What is needed
Your task is to repeat the entries word for word while leaving out the pictures.

Records provided
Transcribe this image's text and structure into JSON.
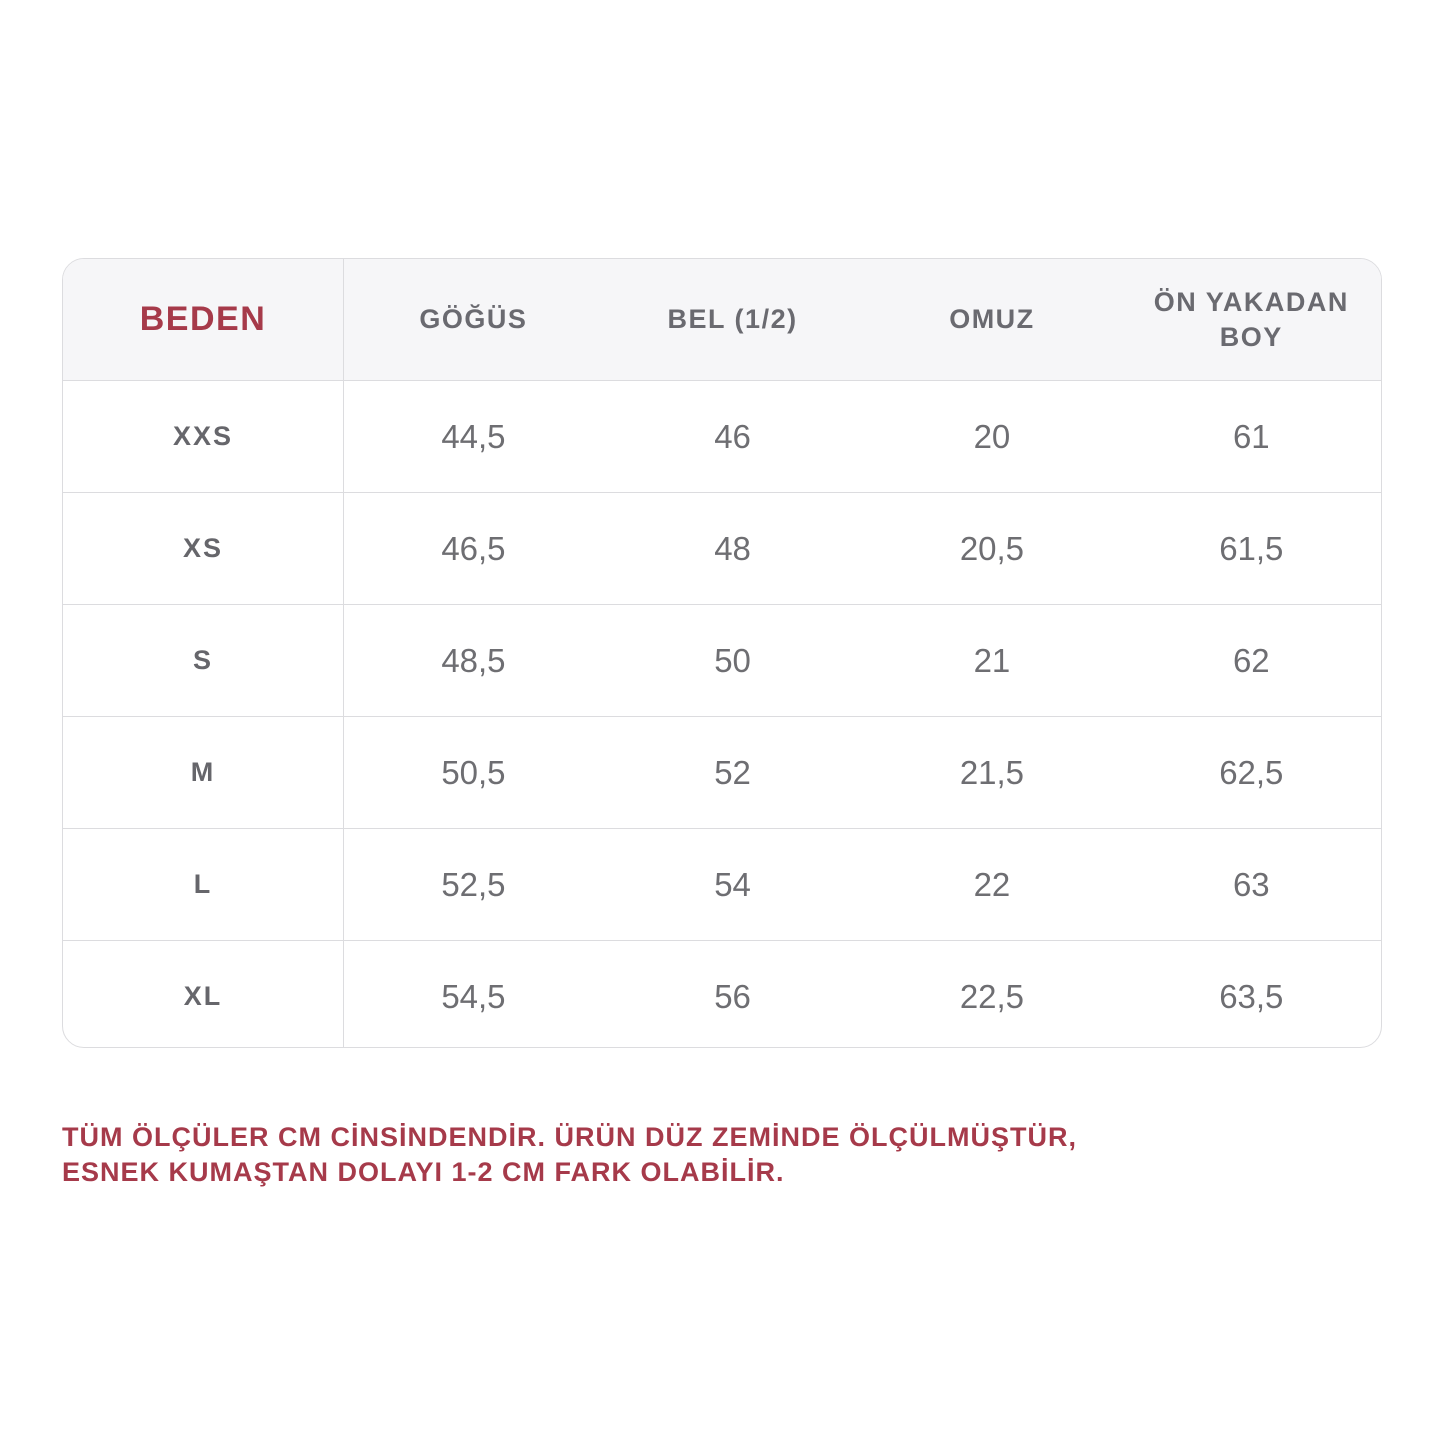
{
  "table": {
    "headers": [
      "BEDEN",
      "GÖĞÜS",
      "BEL (1/2)",
      "OMUZ",
      "ÖN YAKADAN BOY"
    ],
    "rows": [
      [
        "XXS",
        "44,5",
        "46",
        "20",
        "61"
      ],
      [
        "XS",
        "46,5",
        "48",
        "20,5",
        "61,5"
      ],
      [
        "S",
        "48,5",
        "50",
        "21",
        "62"
      ],
      [
        "M",
        "50,5",
        "52",
        "21,5",
        "62,5"
      ],
      [
        "L",
        "52,5",
        "54",
        "22",
        "63"
      ],
      [
        "XL",
        "54,5",
        "56",
        "22,5",
        "63,5"
      ]
    ]
  },
  "note": {
    "line1": "TÜM ÖLÇÜLER CM CİNSİNDENDİR. ÜRÜN DÜZ ZEMİNDE ÖLÇÜLMÜŞTÜR,",
    "line2": "ESNEK KUMAŞTAN DOLAYI 1-2 CM FARK OLABİLİR."
  },
  "colors": {
    "accent": "#a63a4a",
    "text": "#6e6e72",
    "header_bg": "#f6f6f8",
    "border": "#dcdcdf"
  }
}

Correct answer
Transcribe this image's text and structure into JSON.
{
  "table": {
    "headers": [
      "BEDEN",
      "GÖĞÜS",
      "BEL (1/2)",
      "OMUZ",
      "ÖN YAKADAN BOY"
    ],
    "rows": [
      [
        "XXS",
        "44,5",
        "46",
        "20",
        "61"
      ],
      [
        "XS",
        "46,5",
        "48",
        "20,5",
        "61,5"
      ],
      [
        "S",
        "48,5",
        "50",
        "21",
        "62"
      ],
      [
        "M",
        "50,5",
        "52",
        "21,5",
        "62,5"
      ],
      [
        "L",
        "52,5",
        "54",
        "22",
        "63"
      ],
      [
        "XL",
        "54,5",
        "56",
        "22,5",
        "63,5"
      ]
    ]
  },
  "note": {
    "line1": "TÜM ÖLÇÜLER CM CİNSİNDENDİR. ÜRÜN DÜZ ZEMİNDE ÖLÇÜLMÜŞTÜR,",
    "line2": "ESNEK KUMAŞTAN DOLAYI 1-2 CM FARK OLABİLİR."
  },
  "colors": {
    "accent": "#a63a4a",
    "text": "#6e6e72",
    "header_bg": "#f6f6f8",
    "border": "#dcdcdf"
  }
}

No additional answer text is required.